─── Raw records
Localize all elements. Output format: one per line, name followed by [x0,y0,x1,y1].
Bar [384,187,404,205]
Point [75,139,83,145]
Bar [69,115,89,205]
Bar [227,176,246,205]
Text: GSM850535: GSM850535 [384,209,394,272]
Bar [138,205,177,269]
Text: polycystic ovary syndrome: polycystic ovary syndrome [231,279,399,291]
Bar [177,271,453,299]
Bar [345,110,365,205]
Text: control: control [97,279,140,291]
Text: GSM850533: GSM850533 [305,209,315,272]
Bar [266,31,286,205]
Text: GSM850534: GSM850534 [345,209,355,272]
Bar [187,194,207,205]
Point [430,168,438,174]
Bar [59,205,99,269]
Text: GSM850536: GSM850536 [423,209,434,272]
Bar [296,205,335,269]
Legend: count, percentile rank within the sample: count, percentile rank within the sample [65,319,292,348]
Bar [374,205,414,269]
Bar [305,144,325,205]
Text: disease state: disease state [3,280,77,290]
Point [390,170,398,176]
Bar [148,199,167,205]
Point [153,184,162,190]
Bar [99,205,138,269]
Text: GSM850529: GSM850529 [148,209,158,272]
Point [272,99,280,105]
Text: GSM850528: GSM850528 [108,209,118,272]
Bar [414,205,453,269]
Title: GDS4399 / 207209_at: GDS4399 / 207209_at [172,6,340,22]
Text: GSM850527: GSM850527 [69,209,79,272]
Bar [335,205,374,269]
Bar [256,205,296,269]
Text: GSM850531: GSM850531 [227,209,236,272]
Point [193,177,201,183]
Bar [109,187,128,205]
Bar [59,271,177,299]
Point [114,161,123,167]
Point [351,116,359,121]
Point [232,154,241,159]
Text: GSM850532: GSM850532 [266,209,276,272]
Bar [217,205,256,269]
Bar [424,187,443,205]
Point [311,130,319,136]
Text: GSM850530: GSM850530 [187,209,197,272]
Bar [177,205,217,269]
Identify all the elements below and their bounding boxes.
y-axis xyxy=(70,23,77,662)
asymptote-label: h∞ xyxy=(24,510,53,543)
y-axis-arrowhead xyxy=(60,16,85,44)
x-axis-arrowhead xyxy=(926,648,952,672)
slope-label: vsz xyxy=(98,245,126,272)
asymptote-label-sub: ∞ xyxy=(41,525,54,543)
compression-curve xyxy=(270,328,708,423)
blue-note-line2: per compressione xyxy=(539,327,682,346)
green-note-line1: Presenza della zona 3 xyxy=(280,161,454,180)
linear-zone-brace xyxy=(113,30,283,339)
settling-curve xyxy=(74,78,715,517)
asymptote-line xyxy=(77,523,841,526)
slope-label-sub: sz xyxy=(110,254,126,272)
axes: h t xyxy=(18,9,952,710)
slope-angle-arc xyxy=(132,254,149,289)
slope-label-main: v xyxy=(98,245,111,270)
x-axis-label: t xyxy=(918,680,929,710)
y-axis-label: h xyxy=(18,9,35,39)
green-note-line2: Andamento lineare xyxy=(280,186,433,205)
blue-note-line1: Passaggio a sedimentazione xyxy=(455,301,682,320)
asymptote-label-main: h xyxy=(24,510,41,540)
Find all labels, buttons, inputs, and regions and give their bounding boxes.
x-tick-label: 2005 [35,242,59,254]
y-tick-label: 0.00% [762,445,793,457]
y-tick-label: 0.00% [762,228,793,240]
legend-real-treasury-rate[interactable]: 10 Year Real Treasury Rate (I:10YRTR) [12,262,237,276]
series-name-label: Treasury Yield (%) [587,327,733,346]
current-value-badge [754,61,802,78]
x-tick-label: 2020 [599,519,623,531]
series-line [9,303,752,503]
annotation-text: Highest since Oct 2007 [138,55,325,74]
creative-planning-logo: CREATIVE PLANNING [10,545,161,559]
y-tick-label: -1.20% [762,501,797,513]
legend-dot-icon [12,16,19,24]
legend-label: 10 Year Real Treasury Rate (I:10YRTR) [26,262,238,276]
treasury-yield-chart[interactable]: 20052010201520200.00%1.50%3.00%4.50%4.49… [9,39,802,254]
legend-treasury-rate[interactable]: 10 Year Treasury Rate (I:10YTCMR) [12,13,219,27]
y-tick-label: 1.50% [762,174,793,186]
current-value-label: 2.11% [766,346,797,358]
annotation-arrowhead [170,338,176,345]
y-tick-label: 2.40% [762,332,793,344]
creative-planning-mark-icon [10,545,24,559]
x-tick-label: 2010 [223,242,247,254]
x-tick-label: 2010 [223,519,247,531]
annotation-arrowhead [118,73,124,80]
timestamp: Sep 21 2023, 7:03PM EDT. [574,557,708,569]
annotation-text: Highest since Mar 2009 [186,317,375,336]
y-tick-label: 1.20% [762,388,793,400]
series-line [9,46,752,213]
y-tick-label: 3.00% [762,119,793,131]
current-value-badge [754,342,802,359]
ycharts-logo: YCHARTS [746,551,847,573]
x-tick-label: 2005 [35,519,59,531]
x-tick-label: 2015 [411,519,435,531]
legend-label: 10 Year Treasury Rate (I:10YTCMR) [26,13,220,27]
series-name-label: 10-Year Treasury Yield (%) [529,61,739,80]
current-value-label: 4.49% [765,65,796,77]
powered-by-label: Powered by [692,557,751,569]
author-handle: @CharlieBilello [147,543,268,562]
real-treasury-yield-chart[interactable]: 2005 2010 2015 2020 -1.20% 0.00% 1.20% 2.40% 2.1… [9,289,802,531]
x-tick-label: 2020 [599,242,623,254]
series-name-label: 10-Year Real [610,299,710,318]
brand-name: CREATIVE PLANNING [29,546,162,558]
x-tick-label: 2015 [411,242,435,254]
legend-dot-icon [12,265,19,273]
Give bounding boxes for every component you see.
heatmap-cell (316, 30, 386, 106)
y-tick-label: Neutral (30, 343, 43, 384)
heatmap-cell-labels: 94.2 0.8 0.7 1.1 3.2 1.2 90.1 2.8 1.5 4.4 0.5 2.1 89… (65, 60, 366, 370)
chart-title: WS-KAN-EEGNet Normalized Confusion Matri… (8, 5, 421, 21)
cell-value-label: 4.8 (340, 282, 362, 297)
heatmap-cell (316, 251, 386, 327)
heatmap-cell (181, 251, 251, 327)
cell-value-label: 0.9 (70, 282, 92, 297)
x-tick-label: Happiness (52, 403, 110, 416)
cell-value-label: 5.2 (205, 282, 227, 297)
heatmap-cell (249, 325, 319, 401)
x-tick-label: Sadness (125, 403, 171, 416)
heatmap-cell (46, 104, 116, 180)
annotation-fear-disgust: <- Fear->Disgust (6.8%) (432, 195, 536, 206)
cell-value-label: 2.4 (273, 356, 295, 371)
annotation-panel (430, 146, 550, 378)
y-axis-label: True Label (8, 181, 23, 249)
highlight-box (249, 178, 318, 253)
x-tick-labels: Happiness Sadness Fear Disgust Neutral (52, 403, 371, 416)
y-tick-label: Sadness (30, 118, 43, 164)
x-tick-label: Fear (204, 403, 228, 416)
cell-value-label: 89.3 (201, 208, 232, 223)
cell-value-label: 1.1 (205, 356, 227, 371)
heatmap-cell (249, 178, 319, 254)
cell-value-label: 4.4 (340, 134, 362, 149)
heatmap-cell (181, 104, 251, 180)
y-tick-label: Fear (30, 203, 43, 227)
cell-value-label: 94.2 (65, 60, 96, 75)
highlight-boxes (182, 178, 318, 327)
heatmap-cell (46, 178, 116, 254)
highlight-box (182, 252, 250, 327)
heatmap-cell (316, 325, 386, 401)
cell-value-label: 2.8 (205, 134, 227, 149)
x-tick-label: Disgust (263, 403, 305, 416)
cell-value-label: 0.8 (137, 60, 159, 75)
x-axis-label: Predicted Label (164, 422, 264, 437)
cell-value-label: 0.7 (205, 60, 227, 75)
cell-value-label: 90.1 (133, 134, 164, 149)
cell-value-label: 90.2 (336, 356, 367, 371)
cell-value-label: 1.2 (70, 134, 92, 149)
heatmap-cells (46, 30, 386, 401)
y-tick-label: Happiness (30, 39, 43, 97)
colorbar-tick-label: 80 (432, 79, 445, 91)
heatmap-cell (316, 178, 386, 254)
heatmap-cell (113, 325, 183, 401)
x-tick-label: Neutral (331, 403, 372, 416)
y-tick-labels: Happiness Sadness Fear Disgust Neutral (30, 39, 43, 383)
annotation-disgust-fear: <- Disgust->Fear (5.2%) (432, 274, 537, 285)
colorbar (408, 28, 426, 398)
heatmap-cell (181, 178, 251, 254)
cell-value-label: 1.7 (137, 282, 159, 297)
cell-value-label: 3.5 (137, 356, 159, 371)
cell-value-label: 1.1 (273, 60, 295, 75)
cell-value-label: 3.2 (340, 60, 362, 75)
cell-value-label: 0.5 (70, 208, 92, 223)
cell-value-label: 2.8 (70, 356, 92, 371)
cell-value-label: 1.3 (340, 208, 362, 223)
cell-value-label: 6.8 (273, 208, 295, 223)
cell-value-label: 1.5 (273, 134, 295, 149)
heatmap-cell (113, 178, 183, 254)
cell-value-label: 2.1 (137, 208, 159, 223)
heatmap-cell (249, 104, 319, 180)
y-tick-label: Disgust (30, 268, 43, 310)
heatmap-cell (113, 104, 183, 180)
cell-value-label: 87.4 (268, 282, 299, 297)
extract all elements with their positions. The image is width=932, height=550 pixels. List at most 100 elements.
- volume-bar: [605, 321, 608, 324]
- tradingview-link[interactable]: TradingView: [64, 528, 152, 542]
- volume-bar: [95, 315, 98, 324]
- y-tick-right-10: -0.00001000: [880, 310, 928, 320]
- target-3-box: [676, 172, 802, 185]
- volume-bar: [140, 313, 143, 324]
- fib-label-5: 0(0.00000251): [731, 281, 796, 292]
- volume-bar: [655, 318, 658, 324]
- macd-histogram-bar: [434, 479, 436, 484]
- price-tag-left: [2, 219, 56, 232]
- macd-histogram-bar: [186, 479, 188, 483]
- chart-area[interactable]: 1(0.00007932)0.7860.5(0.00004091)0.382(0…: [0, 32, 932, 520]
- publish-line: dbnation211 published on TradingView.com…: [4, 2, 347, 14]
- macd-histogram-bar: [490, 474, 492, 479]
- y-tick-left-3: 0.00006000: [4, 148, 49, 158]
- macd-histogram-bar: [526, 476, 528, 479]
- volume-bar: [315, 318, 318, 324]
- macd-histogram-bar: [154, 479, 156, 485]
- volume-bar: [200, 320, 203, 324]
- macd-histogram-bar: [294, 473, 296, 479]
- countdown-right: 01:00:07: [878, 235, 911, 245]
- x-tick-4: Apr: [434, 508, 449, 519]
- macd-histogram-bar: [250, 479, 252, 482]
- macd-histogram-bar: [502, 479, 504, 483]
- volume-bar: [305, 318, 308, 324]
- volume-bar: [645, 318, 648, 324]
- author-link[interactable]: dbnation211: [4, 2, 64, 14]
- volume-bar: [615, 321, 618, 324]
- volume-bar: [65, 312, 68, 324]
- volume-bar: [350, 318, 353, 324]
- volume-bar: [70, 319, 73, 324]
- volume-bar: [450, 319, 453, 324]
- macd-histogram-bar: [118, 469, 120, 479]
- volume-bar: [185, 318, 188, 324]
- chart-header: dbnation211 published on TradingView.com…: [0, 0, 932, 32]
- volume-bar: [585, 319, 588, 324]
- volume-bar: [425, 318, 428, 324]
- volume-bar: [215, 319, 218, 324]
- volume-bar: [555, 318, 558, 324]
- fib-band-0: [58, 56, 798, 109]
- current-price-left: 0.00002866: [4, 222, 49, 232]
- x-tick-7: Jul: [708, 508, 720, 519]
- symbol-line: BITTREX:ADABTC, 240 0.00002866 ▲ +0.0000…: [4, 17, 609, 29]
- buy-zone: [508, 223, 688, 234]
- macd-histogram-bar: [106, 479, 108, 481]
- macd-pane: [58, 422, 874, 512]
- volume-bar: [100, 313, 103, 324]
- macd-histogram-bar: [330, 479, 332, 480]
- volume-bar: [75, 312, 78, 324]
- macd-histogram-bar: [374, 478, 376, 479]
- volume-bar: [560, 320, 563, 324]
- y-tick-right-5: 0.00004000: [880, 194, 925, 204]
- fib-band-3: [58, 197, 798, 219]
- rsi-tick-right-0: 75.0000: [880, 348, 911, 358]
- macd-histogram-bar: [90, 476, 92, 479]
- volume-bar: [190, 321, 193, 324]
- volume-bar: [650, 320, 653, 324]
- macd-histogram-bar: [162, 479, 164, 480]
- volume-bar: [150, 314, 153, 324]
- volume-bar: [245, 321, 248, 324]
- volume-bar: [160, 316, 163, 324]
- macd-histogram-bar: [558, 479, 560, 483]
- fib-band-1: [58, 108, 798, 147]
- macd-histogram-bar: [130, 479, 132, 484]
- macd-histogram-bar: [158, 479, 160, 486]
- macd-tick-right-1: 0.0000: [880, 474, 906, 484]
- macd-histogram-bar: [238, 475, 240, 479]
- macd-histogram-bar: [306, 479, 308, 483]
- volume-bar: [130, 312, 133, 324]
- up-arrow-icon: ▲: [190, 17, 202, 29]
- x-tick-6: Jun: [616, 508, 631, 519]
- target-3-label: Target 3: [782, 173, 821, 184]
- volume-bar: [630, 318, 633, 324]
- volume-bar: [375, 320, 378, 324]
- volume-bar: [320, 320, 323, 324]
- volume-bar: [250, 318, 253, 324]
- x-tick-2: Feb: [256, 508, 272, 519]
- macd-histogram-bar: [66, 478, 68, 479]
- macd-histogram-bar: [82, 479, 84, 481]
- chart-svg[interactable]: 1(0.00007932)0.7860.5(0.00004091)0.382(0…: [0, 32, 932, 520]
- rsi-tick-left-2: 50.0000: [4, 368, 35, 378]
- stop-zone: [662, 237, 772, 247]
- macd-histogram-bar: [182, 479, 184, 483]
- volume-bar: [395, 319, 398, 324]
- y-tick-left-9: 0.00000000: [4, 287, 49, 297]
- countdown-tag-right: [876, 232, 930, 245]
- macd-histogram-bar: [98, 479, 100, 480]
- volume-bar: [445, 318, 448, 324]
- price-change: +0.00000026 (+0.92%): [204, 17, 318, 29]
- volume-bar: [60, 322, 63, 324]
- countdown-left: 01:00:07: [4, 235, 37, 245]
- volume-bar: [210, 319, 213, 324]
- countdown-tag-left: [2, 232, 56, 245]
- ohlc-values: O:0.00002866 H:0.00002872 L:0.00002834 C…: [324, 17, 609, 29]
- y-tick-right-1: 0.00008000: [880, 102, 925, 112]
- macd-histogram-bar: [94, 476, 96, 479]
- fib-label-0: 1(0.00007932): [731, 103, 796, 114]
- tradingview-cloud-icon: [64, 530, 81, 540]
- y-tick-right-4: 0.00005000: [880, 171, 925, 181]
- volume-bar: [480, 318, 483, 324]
──────
■ The request: Please repeat the stretch of data from the start through the line containing "Bar [138,205,177,269]", switching "Point" to "Marker" and leaving everything else unchanged.

■ Exercise answer:
Localize all elements. Output format: one per line, name followed by [x0,y0,x1,y1].
Bar [384,187,404,205]
Marker [75,139,83,145]
Bar [69,115,89,205]
Bar [227,176,246,205]
Text: GSM850535: GSM850535 [384,209,394,272]
Bar [138,205,177,269]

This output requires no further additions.